=== Required task ===
Make an exact copy of the records, with the images left out.

=== Data entries ===
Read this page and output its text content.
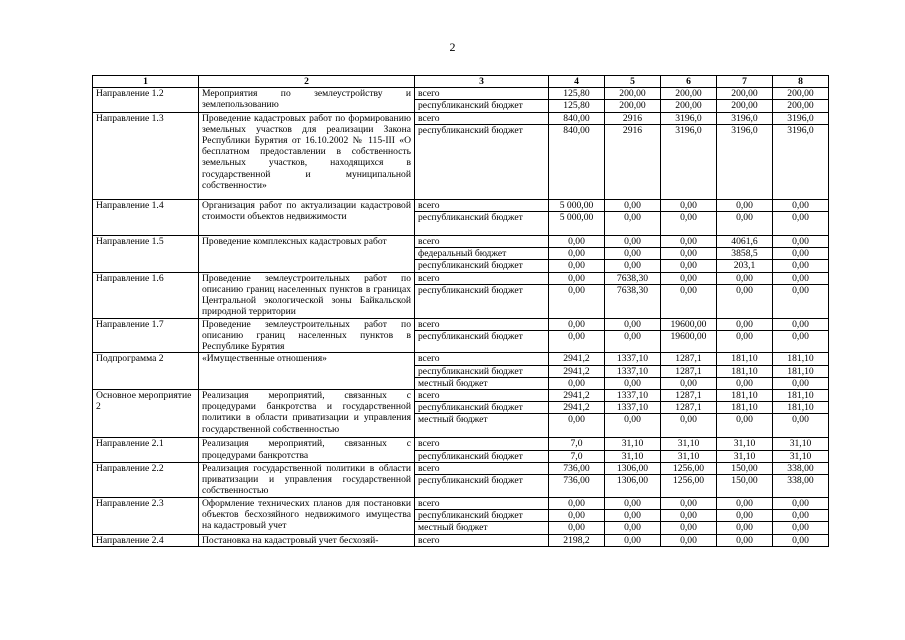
2
1	2	3	4	5	6	7	8
Направление 1.2	Мероприятия по землеустройству и землепользованию	всего	125,80	200,00	200,00	200,00	200,00
		республиканский бюджет	125,80	200,00	200,00	200,00	200,00
Направление 1.3	Проведение кадастровых работ по формированию земельных участков для реализации Закона Республики Бурятия от 16.10.2002 № 115-III «О бесплатном предоставлении в собственность земельных участков, находящихся в государственной и муниципальной собственности»	всего	840,00	2916	3196,0	3196,0	3196,0
		республиканский бюджет	840,00	2916	3196,0	3196,0	3196,0
Направление 1.4	Организация работ по актуализации кадастровой стоимости объектов недвижимости	всего	5 000,00	0,00	0,00	0,00	0,00
		республиканский бюджет	5 000,00	0,00	0,00	0,00	0,00
Направление 1.5	Проведение комплексных кадастровых работ	всего	0,00	0,00	0,00	4061,6	0,00
		федеральный бюджет	0,00	0,00	0,00	3858,5	0,00
		республиканский бюджет	0,00	0,00	0,00	203,1	0,00
Направление 1.6	Проведение землеустроительных работ по описанию границ населенных пунктов в границах Центральной экологической зоны Байкальской природной территории	всего	0,00	7638,30	0,00	0,00	0,00
		республиканский бюджет	0,00	7638,30	0,00	0,00	0,00
Направление 1.7	Проведение землеустроительных работ по описанию границ населенных пунктов в Республике Бурятия	всего	0,00	0,00	19600,00	0,00	0,00
		республиканский бюджет	0,00	0,00	19600,00	0,00	0,00
Подпрограмма 2	«Имущественные отношения»	всего	2941,2	1337,10	1287,1	181,10	181,10
		республиканский бюджет	2941,2	1337,10	1287,1	181,10	181,10
		местный бюджет	0,00	0,00	0,00	0,00	0,00
Основное мероприятие 2	Реализация мероприятий, связанных с процедурами банкротства и государственной политики в области приватизации и управления государственной собственностью	всего	2941,2	1337,10	1287,1	181,10	181,10
		республиканский бюджет	2941,2	1337,10	1287,1	181,10	181,10
		местный бюджет	0,00	0,00	0,00	0,00	0,00
Направление 2.1	Реализация мероприятий, связанных с процедурами банкротства	всего	7,0	31,10	31,10	31,10	31,10
		республиканский бюджет	7,0	31,10	31,10	31,10	31,10
Направление 2.2	Реализация государственной политики в области приватизации и управления государственной собственностью	всего	736,00	1306,00	1256,00	150,00	338,00
		республиканский бюджет	736,00	1306,00	1256,00	150,00	338,00
Направление 2.3	Оформление технических планов для постановки объектов бесхозяйного недвижимого имущества на кадастровый учет	всего	0,00	0,00	0,00	0,00	0,00
		республиканский бюджет	0,00	0,00	0,00	0,00	0,00
		местный бюджет	0,00	0,00	0,00	0,00	0,00
Направление 2.4	Постановка на кадастровый учет бесхозяй-	всего	2198,2	0,00	0,00	0,00	0,00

=== Result of the task ===
Read this page and output its text content.
2
1	2	3	4	5	6	7	8
Направление 1.2	Мероприятия по землеустройству и землепользованию	всего	125,80	200,00	200,00	200,00	200,00
		республиканский бюджет	125,80	200,00	200,00	200,00	200,00
Направление 1.3	Проведение кадастровых работ по формированию земельных участков для реализации Закона Республики Бурятия от 16.10.2002 № 115-III «О бесплатном предоставлении в собственность земельных участков, находящихся в государственной и муниципальной собственности»	всего	840,00	2916	3196,0	3196,0	3196,0
		республиканский бюджет	840,00	2916	3196,0	3196,0	3196,0
Направление 1.4	Организация работ по актуализации кадастровой стоимости объектов недвижимости	всего	5 000,00	0,00	0,00	0,00	0,00
		республиканский бюджет	5 000,00	0,00	0,00	0,00	0,00
Направление 1.5	Проведение комплексных кадастровых работ	всего	0,00	0,00	0,00	4061,6	0,00
		федеральный бюджет	0,00	0,00	0,00	3858,5	0,00
		республиканский бюджет	0,00	0,00	0,00	203,1	0,00
Направление 1.6	Проведение землеустроительных работ по описанию границ населенных пунктов в границах Центральной экологической зоны Байкальской природной территории	всего	0,00	7638,30	0,00	0,00	0,00
		республиканский бюджет	0,00	7638,30	0,00	0,00	0,00
Направление 1.7	Проведение землеустроительных работ по описанию границ населенных пунктов в Республике Бурятия	всего	0,00	0,00	19600,00	0,00	0,00
		республиканский бюджет	0,00	0,00	19600,00	0,00	0,00
Подпрограмма 2	«Имущественные отношения»	всего	2941,2	1337,10	1287,1	181,10	181,10
		республиканский бюджет	2941,2	1337,10	1287,1	181,10	181,10
		местный бюджет	0,00	0,00	0,00	0,00	0,00
Основное мероприятие 2	Реализация мероприятий, связанных с процедурами банкротства и государственной политики в области приватизации и управления государственной собственностью	всего	2941,2	1337,10	1287,1	181,10	181,10
		республиканский бюджет	2941,2	1337,10	1287,1	181,10	181,10
		местный бюджет	0,00	0,00	0,00	0,00	0,00
Направление 2.1	Реализация мероприятий, связанных с процедурами банкротства	всего	7,0	31,10	31,10	31,10	31,10
		республиканский бюджет	7,0	31,10	31,10	31,10	31,10
Направление 2.2	Реализация государственной политики в области приватизации и управления государственной собственностью	всего	736,00	1306,00	1256,00	150,00	338,00
		республиканский бюджет	736,00	1306,00	1256,00	150,00	338,00
Направление 2.3	Оформление технических планов для постановки объектов бесхозяйного недвижимого имущества на кадастровый учет	всего	0,00	0,00	0,00	0,00	0,00
		республиканский бюджет	0,00	0,00	0,00	0,00	0,00
		местный бюджет	0,00	0,00	0,00	0,00	0,00
Направление 2.4	Постановка на кадастровый учет бесхозяй-	всего	2198,2	0,00	0,00	0,00	0,00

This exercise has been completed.